_REQUIRED WORK_.
Copy out every line of each item below word for word, leaving out the pictures.

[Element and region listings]
* start *

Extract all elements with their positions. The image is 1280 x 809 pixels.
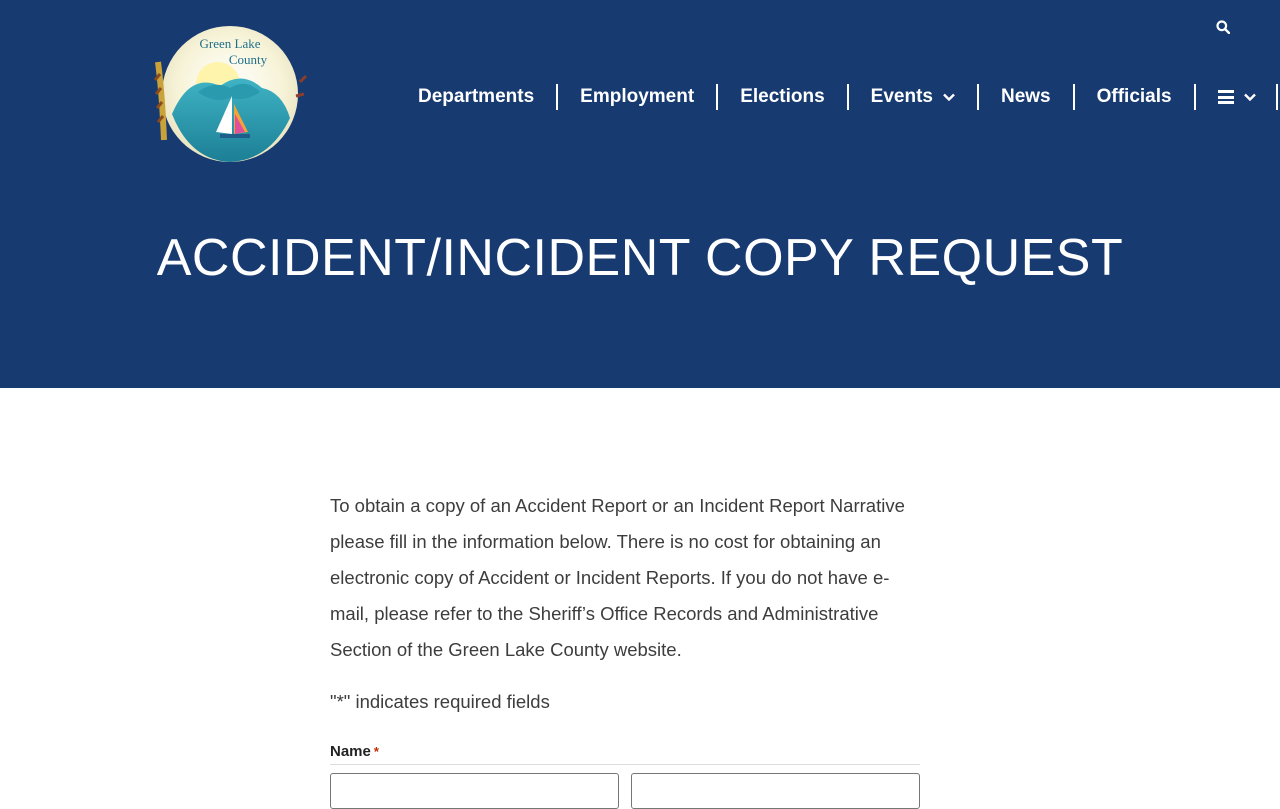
nav-item-departments[interactable]: Departments	[396, 84, 559, 110]
county-logo[interactable]: Green Lake County	[150, 22, 310, 172]
search-icon	[1216, 20, 1230, 34]
nav-item-news[interactable]: News	[979, 84, 1075, 110]
name-label-text: Name	[330, 743, 371, 760]
intro-paragraph: To obtain a copy of an Accident Report o…	[330, 495, 905, 660]
nav-more-menu[interactable]	[1196, 84, 1278, 110]
main-content: To obtain a copy of an Accident Report o…	[330, 488, 920, 809]
name-field-row	[330, 773, 920, 809]
nav-item-label: Officials	[1096, 86, 1172, 107]
chevron-down-icon	[1243, 93, 1256, 101]
name-field-label: Name *	[330, 743, 920, 765]
chevron-down-icon	[943, 93, 955, 101]
nav-item-events[interactable]: Events	[849, 84, 979, 110]
logo-text-line1: Green Lake	[200, 36, 261, 51]
nav-item-label: Events	[870, 86, 933, 107]
required-mark: *	[373, 744, 379, 759]
nav-item-officials[interactable]: Officials	[1075, 84, 1196, 110]
search-button[interactable]	[1212, 16, 1234, 38]
required-fields-note: "*" indicates required fields	[330, 691, 550, 712]
page-title: ACCIDENT/INCIDENT COPY REQUEST	[156, 229, 1124, 287]
nav-item-elections[interactable]: Elections	[718, 84, 849, 110]
first-name-input[interactable]	[330, 773, 619, 809]
nav-item-label: Employment	[580, 86, 695, 107]
nav-item-label: Departments	[418, 86, 535, 107]
site-header: Green Lake County Departments Employment…	[0, 0, 1280, 388]
hamburger-icon	[1217, 90, 1234, 104]
last-name-input[interactable]	[631, 773, 920, 809]
nav-item-employment[interactable]: Employment	[558, 84, 719, 110]
nav-item-label: News	[1000, 86, 1051, 107]
nav-item-label: Elections	[740, 86, 825, 107]
main-nav: Departments Employment Elections Events …	[396, 82, 1278, 112]
logo-text-line2: County	[229, 52, 268, 67]
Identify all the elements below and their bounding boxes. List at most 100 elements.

* end *

_TASK SOLUTION_.
Extract all elements with their positions. The image is 1280 x 809 pixels.
nav-item-departments[interactable]: Departments	[396, 84, 559, 110]
county-logo[interactable]: Green Lake County	[150, 22, 310, 172]
search-icon	[1216, 20, 1230, 34]
nav-item-news[interactable]: News	[979, 84, 1075, 110]
name-label-text: Name	[330, 743, 371, 760]
intro-paragraph: To obtain a copy of an Accident Report o…	[330, 495, 905, 660]
nav-more-menu[interactable]	[1196, 84, 1278, 110]
main-content: To obtain a copy of an Accident Report o…	[330, 488, 920, 809]
name-field-row	[330, 773, 920, 809]
nav-item-label: Officials	[1096, 86, 1172, 107]
chevron-down-icon	[1243, 93, 1256, 101]
name-field-label: Name *	[330, 743, 920, 765]
chevron-down-icon	[943, 93, 955, 101]
nav-item-events[interactable]: Events	[849, 84, 979, 110]
logo-text-line1: Green Lake	[200, 36, 261, 51]
nav-item-label: Events	[870, 86, 933, 107]
required-mark: *	[373, 744, 379, 759]
nav-item-officials[interactable]: Officials	[1075, 84, 1196, 110]
search-button[interactable]	[1212, 16, 1234, 38]
required-fields-note: "*" indicates required fields	[330, 691, 550, 712]
page-title: ACCIDENT/INCIDENT COPY REQUEST	[156, 229, 1124, 287]
nav-item-elections[interactable]: Elections	[718, 84, 849, 110]
first-name-input[interactable]	[330, 773, 619, 809]
nav-item-label: Employment	[580, 86, 695, 107]
nav-item-label: Departments	[418, 86, 535, 107]
site-header: Green Lake County Departments Employment…	[0, 0, 1280, 388]
hamburger-icon	[1217, 90, 1234, 104]
last-name-input[interactable]	[631, 773, 920, 809]
nav-item-employment[interactable]: Employment	[558, 84, 719, 110]
nav-item-label: News	[1000, 86, 1051, 107]
nav-item-label: Elections	[740, 86, 825, 107]
main-nav: Departments Employment Elections Events …	[396, 82, 1278, 112]
logo-text-line2: County	[229, 52, 268, 67]
Identify all the elements below and their bounding boxes. List at most 100 elements.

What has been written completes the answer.